Your goal — List every line below containing "permanente".

Dataset extract —

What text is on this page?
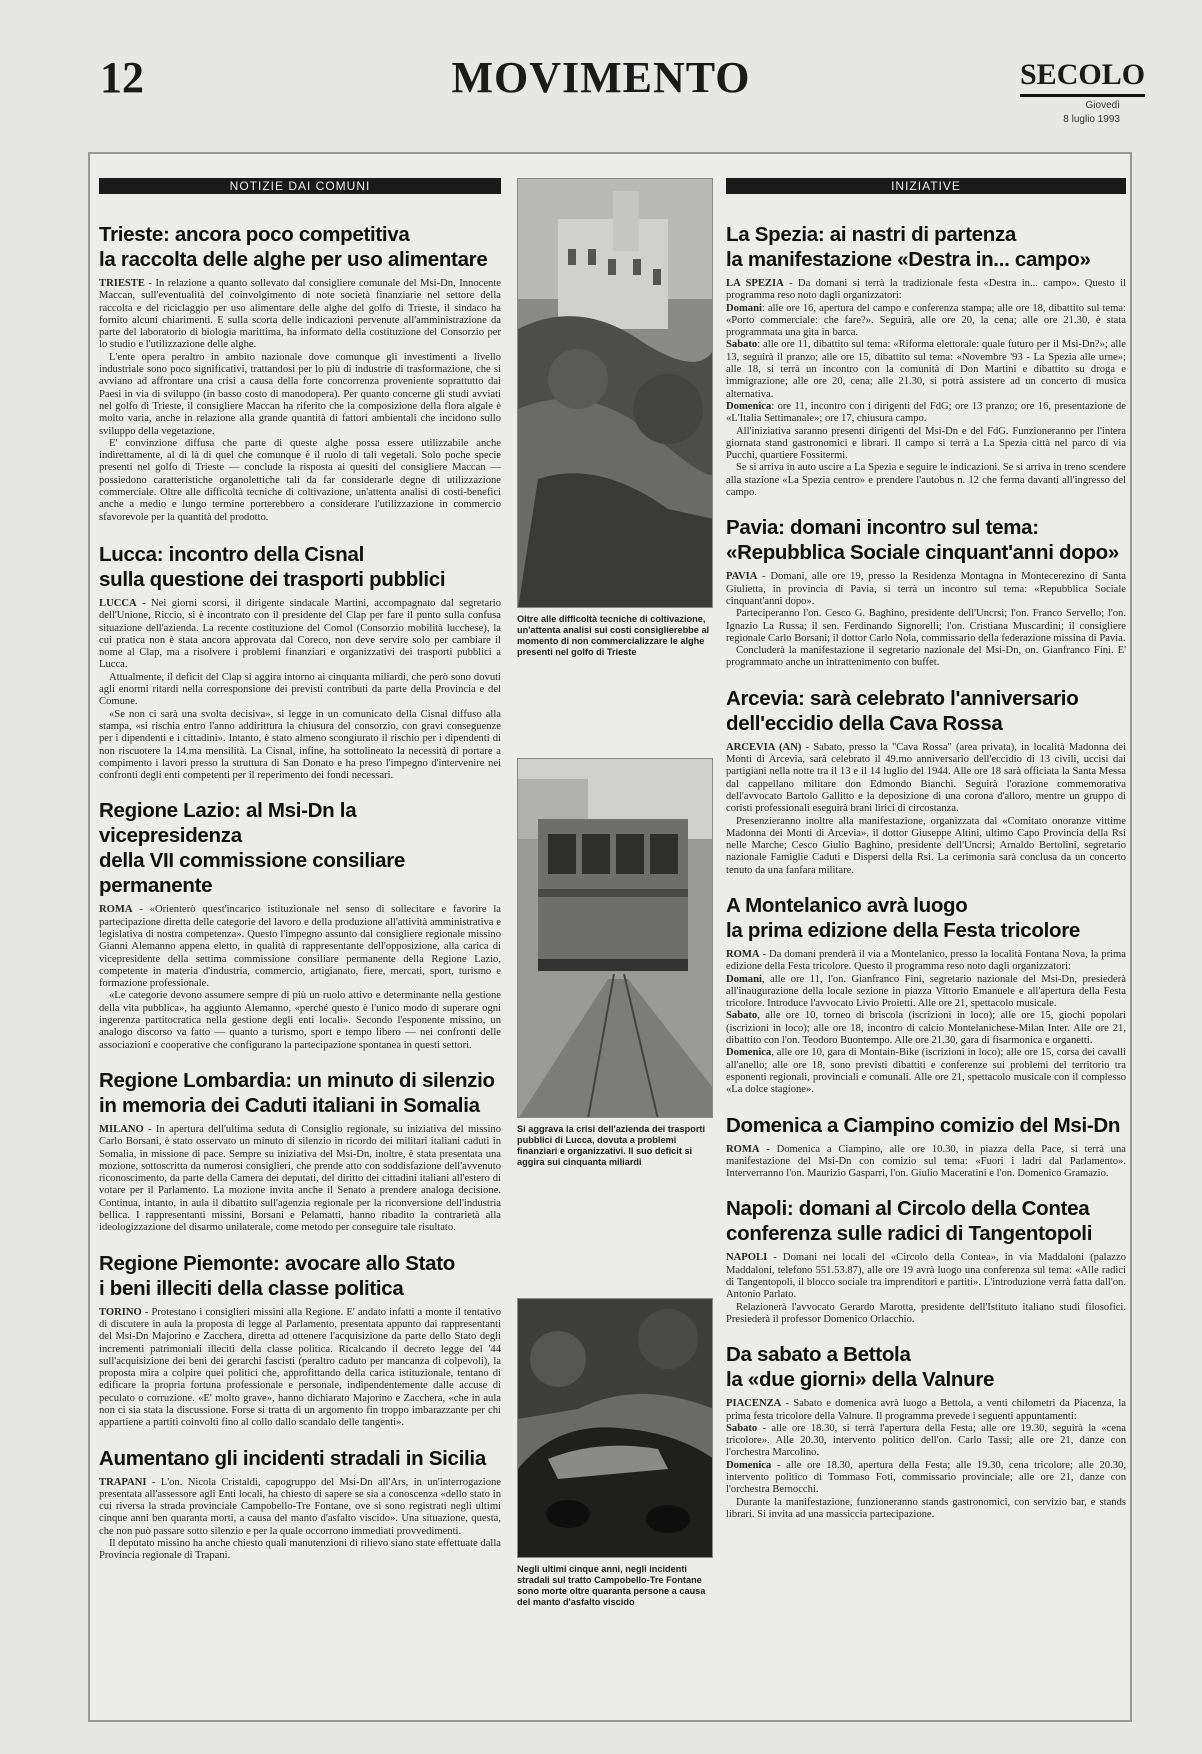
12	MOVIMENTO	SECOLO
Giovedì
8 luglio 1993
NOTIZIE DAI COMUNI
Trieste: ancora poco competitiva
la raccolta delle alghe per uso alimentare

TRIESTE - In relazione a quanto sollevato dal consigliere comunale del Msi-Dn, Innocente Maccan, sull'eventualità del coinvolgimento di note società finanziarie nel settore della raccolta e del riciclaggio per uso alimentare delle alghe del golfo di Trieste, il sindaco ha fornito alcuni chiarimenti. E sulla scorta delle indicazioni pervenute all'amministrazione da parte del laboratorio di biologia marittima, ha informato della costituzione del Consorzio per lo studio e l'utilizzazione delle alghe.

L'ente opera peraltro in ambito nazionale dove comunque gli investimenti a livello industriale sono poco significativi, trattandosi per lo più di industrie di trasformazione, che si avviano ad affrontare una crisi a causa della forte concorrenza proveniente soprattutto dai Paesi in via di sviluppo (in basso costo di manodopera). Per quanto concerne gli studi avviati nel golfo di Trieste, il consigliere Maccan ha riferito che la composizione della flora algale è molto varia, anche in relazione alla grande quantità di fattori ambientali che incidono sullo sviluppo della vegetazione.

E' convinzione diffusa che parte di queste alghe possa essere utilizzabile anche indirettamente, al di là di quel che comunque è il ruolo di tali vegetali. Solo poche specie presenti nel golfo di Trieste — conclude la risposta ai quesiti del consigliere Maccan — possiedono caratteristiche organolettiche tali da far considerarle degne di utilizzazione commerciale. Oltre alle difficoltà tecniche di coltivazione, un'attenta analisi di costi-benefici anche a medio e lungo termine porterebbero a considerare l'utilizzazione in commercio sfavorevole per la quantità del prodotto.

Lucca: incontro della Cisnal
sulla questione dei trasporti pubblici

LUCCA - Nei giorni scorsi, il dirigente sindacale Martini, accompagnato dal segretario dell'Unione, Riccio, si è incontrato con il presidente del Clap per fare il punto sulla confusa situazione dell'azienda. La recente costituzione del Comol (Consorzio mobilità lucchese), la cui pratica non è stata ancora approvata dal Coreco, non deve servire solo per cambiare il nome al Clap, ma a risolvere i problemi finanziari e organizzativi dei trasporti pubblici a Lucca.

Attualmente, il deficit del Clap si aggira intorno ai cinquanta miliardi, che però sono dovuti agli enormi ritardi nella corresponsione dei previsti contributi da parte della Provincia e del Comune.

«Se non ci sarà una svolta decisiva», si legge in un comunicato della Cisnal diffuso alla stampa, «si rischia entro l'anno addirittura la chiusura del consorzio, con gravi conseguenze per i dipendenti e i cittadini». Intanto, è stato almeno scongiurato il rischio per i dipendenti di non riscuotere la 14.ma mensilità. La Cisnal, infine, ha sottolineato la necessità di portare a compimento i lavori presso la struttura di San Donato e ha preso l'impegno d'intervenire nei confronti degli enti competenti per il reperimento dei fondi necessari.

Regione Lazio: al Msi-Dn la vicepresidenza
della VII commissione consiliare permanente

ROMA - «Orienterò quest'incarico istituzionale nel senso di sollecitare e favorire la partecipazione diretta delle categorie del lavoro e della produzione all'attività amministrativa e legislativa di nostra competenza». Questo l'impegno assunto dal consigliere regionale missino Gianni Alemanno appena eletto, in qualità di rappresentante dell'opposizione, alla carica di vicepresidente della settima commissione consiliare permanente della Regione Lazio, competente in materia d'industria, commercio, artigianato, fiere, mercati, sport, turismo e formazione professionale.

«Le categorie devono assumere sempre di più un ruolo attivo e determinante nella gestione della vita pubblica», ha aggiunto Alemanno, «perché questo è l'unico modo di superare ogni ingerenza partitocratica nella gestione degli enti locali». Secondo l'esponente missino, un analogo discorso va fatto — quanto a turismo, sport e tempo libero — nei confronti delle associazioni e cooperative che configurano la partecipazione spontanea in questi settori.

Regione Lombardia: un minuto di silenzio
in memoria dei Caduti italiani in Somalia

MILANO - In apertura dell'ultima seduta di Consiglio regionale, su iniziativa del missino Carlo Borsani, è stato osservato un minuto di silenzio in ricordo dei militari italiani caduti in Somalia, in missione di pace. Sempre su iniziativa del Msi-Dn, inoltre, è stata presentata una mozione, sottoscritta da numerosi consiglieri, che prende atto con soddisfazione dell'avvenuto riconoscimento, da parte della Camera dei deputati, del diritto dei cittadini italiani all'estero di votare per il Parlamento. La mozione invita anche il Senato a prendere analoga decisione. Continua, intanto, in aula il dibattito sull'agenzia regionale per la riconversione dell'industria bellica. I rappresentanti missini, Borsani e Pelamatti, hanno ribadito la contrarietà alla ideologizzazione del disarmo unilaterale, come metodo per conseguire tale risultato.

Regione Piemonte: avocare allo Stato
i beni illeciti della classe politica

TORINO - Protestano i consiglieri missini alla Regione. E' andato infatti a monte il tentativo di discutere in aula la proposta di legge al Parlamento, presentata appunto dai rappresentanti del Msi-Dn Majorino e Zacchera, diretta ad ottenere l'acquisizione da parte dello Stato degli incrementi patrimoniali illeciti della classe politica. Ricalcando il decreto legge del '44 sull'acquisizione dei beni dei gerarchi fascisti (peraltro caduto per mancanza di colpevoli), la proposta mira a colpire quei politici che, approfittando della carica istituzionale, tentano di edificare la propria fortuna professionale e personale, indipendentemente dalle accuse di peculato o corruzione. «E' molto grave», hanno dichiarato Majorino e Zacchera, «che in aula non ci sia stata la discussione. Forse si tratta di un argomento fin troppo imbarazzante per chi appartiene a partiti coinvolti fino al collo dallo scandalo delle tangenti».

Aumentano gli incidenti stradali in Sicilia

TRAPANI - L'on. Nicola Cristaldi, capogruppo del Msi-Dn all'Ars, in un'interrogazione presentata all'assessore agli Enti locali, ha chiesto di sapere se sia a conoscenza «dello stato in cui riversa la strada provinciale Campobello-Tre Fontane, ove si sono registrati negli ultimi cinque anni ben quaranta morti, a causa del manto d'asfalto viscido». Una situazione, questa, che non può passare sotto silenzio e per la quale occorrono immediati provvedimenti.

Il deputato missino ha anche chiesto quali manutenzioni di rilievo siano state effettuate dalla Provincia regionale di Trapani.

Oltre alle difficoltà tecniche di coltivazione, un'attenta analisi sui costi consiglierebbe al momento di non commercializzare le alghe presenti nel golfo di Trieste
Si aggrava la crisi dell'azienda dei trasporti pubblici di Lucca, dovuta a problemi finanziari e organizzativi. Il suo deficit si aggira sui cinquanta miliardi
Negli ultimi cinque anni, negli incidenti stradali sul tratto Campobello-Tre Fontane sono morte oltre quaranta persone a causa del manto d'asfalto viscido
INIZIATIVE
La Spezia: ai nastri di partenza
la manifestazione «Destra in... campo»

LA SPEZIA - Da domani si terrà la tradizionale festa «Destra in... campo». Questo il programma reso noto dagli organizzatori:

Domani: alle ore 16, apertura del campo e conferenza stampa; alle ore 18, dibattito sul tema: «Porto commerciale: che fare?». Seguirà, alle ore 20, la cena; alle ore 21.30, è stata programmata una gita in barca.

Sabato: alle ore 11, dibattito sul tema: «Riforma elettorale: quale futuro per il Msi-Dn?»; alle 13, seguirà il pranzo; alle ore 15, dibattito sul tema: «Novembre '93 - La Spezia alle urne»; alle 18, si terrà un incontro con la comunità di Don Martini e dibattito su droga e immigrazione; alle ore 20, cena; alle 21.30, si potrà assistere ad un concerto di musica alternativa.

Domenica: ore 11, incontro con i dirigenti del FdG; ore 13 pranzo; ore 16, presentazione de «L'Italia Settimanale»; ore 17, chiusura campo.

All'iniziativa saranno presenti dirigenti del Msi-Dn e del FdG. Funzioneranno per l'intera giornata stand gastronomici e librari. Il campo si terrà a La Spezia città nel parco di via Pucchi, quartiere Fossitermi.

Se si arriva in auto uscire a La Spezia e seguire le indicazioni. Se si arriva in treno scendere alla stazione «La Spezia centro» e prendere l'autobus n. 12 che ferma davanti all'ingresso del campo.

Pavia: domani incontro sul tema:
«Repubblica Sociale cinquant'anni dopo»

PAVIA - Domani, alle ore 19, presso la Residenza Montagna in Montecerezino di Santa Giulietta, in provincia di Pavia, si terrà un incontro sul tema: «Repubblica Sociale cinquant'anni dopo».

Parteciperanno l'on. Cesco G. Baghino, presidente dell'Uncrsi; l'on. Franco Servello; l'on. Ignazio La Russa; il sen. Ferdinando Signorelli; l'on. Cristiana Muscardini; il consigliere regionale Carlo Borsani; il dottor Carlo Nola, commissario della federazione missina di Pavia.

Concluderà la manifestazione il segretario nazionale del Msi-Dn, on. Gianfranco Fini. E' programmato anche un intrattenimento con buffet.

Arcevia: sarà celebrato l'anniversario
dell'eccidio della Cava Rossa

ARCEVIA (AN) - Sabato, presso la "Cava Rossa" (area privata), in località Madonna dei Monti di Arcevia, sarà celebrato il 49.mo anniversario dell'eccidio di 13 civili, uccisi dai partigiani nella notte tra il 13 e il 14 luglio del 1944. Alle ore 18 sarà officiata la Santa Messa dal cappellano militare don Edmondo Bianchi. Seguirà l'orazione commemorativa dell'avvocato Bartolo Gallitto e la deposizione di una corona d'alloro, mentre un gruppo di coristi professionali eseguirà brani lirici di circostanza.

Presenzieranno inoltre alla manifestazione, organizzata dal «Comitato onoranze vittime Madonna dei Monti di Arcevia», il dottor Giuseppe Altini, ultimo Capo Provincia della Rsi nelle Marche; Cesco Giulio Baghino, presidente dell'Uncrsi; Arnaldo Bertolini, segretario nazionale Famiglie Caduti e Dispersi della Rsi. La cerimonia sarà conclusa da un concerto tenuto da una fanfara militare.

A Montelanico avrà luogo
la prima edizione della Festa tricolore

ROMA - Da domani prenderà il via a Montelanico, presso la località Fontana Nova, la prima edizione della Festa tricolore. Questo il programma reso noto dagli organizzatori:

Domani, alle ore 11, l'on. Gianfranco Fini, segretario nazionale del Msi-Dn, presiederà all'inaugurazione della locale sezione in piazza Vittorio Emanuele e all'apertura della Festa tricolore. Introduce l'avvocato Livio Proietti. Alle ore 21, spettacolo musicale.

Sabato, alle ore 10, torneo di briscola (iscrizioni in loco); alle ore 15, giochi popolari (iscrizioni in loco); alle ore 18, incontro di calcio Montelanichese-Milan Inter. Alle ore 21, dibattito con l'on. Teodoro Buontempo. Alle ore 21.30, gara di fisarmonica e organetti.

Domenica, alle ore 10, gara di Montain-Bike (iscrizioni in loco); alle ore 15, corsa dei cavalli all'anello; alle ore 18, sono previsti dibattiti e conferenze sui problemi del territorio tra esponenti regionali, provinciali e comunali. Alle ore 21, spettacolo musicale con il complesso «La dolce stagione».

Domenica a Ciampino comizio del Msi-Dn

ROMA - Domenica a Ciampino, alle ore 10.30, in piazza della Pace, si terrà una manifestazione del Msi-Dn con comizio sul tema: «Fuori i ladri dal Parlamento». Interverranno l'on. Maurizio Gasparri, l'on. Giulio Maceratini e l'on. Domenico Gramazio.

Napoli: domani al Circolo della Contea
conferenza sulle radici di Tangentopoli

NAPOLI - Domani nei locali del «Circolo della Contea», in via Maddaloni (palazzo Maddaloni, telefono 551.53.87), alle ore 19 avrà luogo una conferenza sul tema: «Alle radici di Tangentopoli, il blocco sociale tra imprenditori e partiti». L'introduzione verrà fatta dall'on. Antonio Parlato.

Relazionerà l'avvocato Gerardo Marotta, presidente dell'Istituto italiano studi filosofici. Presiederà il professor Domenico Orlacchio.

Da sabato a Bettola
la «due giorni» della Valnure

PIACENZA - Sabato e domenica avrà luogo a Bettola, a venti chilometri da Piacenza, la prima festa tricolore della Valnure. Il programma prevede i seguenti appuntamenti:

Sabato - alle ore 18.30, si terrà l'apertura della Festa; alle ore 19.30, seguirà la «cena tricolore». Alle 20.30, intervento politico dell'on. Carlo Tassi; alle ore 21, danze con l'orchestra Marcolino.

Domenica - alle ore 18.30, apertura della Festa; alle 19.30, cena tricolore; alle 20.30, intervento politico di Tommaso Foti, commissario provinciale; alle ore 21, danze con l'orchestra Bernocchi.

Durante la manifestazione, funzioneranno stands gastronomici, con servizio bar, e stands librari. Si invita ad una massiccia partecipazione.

Task solution —
della VII commissione consiliare permanente
ROMA - «Orienterò quest'incarico istituzionale nel senso di sollecitare e favorire la partecipazione diretta delle categorie del lavoro e della produzione all'attività amministrativa e legislativa di nostra competenza». Questo l'impegno assunto dal consigliere regionale missino Gianni Alemanno appena eletto, in qualità di rappresentante dell'opposizione, alla carica di vicepresidente della settima commissione consiliare permanente della Regione Lazio, competente in materia d'industria, commercio, artigianato, fiere, mercati, sport, turismo e formazione professionale.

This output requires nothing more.